# Written task
Reproduce every line of the records below, character for character, with no changes.

# Data extract

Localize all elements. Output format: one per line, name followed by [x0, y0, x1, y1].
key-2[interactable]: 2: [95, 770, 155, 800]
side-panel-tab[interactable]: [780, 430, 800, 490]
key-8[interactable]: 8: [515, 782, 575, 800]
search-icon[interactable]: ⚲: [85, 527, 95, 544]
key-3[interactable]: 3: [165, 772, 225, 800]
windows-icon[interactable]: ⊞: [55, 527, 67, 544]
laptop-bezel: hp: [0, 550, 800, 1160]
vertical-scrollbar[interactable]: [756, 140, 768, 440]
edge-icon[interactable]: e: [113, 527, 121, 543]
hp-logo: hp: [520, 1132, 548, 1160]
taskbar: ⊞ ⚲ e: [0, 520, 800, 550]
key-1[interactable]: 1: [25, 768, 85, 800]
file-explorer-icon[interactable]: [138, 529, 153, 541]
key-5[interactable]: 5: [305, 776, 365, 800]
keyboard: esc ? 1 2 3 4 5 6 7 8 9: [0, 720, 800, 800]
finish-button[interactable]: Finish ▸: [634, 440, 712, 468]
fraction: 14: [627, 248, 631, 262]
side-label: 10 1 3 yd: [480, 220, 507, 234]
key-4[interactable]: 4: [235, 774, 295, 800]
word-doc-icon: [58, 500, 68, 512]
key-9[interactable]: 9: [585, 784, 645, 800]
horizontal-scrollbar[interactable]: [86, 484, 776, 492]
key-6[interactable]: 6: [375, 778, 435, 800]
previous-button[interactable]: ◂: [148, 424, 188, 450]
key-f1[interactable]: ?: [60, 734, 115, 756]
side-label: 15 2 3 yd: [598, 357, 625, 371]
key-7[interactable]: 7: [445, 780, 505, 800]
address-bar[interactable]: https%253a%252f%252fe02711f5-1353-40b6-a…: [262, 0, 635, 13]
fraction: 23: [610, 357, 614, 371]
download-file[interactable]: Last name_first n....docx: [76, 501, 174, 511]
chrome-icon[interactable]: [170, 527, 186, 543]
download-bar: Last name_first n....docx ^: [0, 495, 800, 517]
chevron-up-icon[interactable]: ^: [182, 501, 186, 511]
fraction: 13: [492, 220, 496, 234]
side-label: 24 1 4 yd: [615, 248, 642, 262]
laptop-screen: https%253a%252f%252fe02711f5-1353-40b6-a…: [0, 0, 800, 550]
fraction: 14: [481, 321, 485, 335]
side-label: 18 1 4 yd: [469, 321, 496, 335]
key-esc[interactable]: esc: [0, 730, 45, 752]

# Written response
Localize all elements. Output format: one per line, name followed by [x0, y0, x1, y1].
key-2[interactable]: 2: [95, 770, 155, 800]
side-panel-tab[interactable]: [780, 430, 800, 490]
key-8[interactable]: 8: [515, 782, 575, 800]
search-icon[interactable]: ⚲: [85, 527, 95, 544]
key-3[interactable]: 3: [165, 772, 225, 800]
windows-icon[interactable]: ⊞: [55, 527, 67, 544]
laptop-bezel: hp: [0, 550, 800, 1160]
vertical-scrollbar[interactable]: [756, 140, 768, 440]
edge-icon[interactable]: e: [113, 527, 121, 543]
hp-logo: hp: [520, 1132, 548, 1160]
taskbar: ⊞ ⚲ e: [0, 520, 800, 550]
key-1[interactable]: 1: [25, 768, 85, 800]
file-explorer-icon[interactable]: [138, 529, 153, 541]
key-5[interactable]: 5: [305, 776, 365, 800]
keyboard: esc ? 1 2 3 4 5 6 7 8 9: [0, 720, 800, 800]
finish-button[interactable]: Finish ▸: [634, 440, 712, 468]
fraction: 14: [627, 248, 631, 262]
side-label: 10 1 3 yd: [480, 220, 507, 234]
key-4[interactable]: 4: [235, 774, 295, 800]
word-doc-icon: [58, 500, 68, 512]
key-9[interactable]: 9: [585, 784, 645, 800]
horizontal-scrollbar[interactable]: [86, 484, 776, 492]
key-6[interactable]: 6: [375, 778, 435, 800]
previous-button[interactable]: ◂: [148, 424, 188, 450]
key-f1[interactable]: ?: [60, 734, 115, 756]
side-label: 15 2 3 yd: [598, 357, 625, 371]
key-7[interactable]: 7: [445, 780, 505, 800]
address-bar[interactable]: https%253a%252f%252fe02711f5-1353-40b6-a…: [262, 0, 635, 13]
fraction: 23: [610, 357, 614, 371]
download-file[interactable]: Last name_first n....docx: [76, 501, 174, 511]
chrome-icon[interactable]: [170, 527, 186, 543]
download-bar: Last name_first n....docx ^: [0, 495, 800, 517]
chevron-up-icon[interactable]: ^: [182, 501, 186, 511]
fraction: 13: [492, 220, 496, 234]
side-label: 24 1 4 yd: [615, 248, 642, 262]
laptop-screen: https%253a%252f%252fe02711f5-1353-40b6-a…: [0, 0, 800, 550]
fraction: 14: [481, 321, 485, 335]
side-label: 18 1 4 yd: [469, 321, 496, 335]
key-esc[interactable]: esc: [0, 730, 45, 752]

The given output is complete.